- **Instructions for the task**
Only a number is wanted: how many lines of the entries include the string "color"?

- **Provided records**

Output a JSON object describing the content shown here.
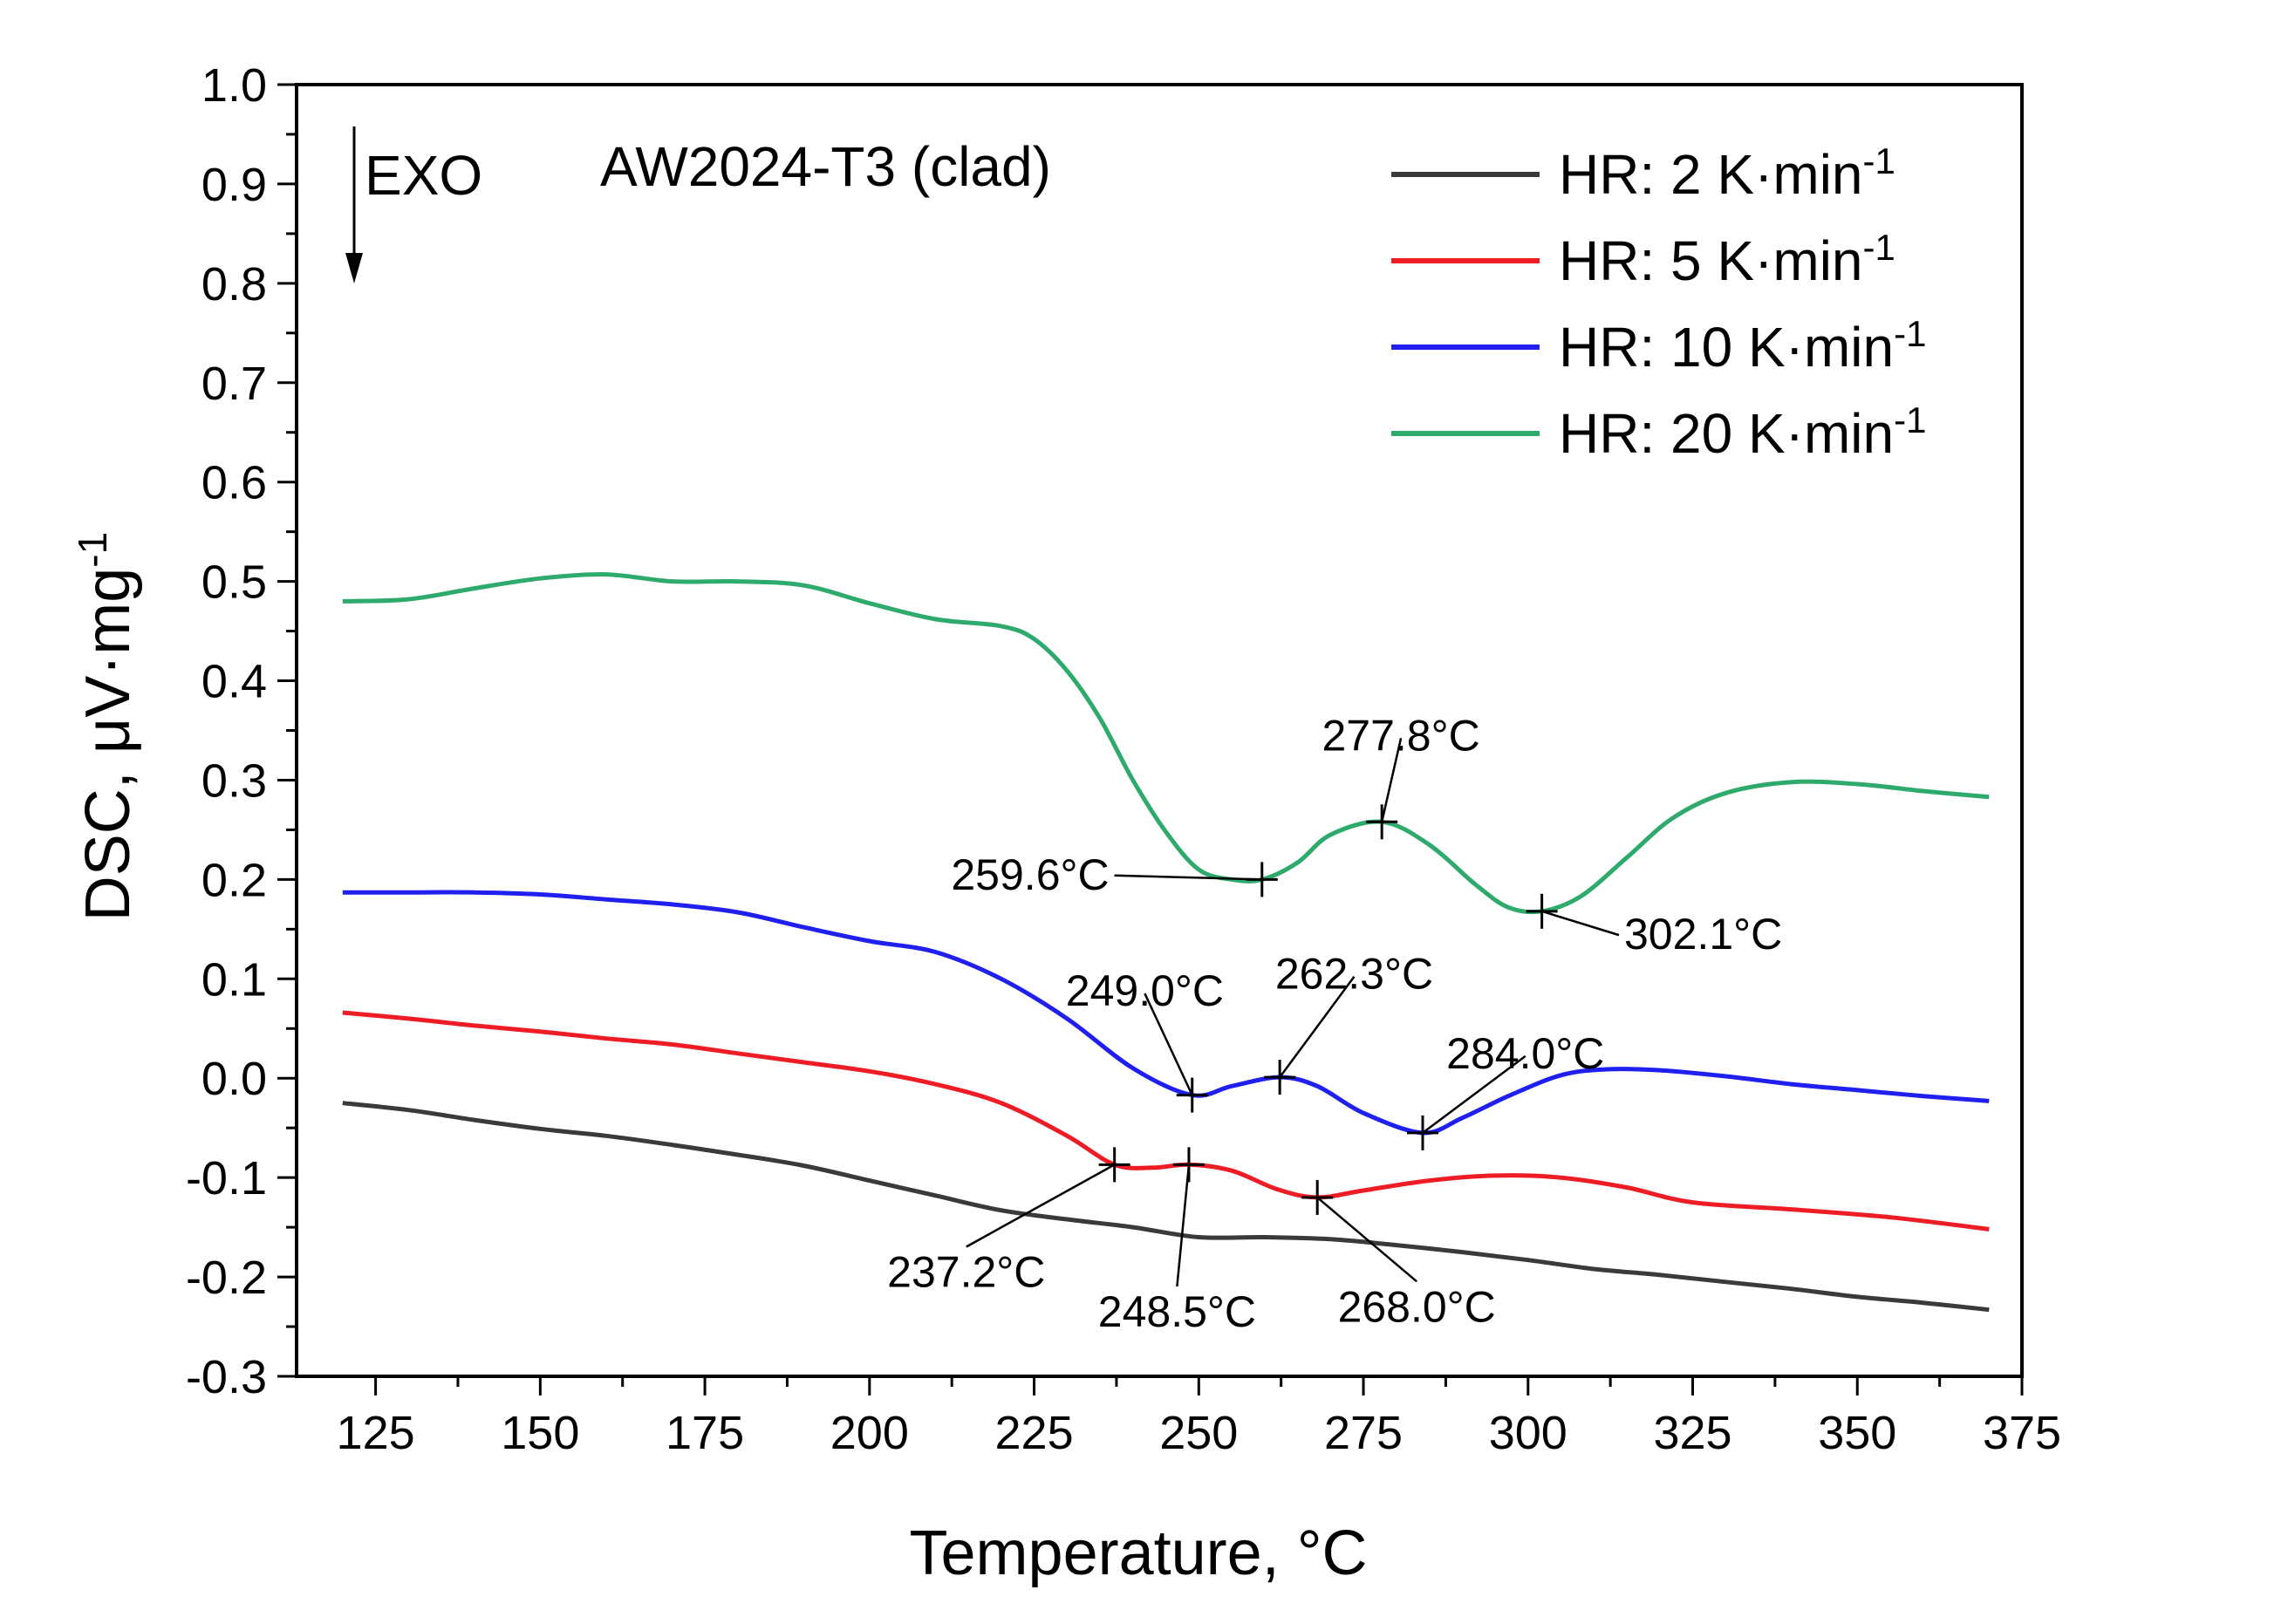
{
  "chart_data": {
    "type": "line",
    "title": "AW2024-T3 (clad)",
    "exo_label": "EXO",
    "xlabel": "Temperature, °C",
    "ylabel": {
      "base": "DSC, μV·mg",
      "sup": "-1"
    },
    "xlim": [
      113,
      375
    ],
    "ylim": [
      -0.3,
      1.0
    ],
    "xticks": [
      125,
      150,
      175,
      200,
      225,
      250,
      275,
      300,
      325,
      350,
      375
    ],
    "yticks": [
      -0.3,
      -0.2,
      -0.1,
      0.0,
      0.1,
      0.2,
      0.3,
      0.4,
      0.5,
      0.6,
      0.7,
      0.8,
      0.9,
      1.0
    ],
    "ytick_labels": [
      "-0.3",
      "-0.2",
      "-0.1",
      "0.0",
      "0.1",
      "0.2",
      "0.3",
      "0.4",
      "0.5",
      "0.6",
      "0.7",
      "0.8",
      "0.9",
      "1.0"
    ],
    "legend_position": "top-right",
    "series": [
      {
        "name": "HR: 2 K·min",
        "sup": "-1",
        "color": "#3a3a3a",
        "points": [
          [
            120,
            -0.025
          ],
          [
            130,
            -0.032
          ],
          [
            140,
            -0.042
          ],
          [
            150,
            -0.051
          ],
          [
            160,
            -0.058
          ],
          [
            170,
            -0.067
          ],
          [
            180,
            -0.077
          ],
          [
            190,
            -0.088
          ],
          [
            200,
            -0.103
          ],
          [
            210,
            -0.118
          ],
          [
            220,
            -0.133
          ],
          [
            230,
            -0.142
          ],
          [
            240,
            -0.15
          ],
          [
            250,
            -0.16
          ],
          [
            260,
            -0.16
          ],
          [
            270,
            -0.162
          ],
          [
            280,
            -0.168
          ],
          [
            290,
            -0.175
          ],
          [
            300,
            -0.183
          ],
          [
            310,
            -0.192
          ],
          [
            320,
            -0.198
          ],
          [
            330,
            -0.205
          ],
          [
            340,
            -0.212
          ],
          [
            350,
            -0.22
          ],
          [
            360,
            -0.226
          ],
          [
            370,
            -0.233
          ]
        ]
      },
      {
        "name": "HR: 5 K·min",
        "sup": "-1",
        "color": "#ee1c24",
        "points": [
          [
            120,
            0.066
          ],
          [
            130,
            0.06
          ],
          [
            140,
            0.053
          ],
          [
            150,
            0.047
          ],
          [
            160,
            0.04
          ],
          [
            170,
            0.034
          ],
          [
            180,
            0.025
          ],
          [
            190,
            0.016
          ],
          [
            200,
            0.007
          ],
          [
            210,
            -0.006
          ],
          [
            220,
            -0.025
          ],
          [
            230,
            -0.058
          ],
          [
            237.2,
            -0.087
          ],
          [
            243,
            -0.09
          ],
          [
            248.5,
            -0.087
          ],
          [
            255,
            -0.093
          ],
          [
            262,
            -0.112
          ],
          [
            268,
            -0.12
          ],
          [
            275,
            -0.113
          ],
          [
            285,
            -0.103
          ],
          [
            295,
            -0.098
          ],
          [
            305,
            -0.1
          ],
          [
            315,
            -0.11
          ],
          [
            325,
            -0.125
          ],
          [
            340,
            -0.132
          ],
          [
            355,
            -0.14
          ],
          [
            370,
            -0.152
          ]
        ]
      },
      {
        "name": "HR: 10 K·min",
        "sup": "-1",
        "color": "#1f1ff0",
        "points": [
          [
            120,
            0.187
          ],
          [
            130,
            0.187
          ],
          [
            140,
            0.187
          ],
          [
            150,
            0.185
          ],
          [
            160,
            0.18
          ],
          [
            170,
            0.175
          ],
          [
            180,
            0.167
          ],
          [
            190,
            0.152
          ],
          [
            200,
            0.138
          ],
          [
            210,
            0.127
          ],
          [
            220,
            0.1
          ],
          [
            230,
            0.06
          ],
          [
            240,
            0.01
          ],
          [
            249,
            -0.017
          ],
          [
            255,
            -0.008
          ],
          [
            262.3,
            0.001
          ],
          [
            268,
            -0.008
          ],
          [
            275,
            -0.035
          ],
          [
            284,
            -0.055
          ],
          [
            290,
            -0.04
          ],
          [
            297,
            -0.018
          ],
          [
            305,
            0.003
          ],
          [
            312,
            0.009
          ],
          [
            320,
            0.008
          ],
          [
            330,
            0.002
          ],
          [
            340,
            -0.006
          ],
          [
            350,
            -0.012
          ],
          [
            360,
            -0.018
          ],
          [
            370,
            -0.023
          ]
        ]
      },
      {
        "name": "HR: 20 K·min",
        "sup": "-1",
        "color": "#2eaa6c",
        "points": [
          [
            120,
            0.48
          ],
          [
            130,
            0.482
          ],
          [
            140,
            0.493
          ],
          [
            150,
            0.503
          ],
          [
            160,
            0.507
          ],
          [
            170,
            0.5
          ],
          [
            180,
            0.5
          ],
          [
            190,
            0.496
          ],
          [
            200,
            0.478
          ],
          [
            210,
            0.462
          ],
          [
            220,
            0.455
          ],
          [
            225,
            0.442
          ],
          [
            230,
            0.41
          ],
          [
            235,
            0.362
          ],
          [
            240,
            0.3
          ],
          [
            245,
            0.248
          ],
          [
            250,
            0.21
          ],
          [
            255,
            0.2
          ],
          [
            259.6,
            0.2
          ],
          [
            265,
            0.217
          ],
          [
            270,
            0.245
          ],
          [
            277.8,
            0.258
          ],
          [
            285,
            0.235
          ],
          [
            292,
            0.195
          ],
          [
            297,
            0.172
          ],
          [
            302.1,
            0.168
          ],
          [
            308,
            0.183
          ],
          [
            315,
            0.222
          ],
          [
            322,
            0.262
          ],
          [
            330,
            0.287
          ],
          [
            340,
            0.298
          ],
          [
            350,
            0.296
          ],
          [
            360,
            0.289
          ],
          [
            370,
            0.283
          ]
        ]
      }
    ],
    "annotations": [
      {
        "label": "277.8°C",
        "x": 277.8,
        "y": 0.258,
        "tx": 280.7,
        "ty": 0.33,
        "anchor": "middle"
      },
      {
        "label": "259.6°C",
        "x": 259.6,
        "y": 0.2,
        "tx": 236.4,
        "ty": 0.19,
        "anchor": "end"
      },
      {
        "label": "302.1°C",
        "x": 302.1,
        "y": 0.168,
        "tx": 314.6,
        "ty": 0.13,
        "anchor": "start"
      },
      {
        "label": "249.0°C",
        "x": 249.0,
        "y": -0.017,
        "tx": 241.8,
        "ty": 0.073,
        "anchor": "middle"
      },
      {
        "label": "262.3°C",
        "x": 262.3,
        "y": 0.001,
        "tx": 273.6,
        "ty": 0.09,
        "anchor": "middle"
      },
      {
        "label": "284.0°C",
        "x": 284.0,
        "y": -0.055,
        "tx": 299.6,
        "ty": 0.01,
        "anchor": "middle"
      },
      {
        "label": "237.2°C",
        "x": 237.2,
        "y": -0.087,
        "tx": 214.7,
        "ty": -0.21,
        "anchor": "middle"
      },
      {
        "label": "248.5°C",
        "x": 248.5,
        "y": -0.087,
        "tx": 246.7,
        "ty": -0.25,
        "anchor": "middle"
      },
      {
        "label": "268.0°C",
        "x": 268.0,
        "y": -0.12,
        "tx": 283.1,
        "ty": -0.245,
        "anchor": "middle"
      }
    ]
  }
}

--

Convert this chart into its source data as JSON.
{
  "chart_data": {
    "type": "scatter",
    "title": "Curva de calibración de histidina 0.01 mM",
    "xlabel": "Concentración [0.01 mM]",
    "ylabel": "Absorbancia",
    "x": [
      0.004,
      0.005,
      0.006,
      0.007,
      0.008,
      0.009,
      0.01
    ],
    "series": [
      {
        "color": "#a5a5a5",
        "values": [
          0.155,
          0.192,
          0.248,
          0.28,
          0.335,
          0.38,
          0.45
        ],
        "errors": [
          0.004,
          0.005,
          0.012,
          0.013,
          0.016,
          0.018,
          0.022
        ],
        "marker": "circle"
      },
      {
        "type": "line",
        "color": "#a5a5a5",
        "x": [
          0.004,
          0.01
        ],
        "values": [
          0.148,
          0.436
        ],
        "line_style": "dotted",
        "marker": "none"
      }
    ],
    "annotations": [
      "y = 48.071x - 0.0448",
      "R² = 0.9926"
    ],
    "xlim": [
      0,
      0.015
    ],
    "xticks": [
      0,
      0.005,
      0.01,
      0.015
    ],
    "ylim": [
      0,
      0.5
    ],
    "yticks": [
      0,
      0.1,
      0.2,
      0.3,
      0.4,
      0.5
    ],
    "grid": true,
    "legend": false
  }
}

- **Solution below**
6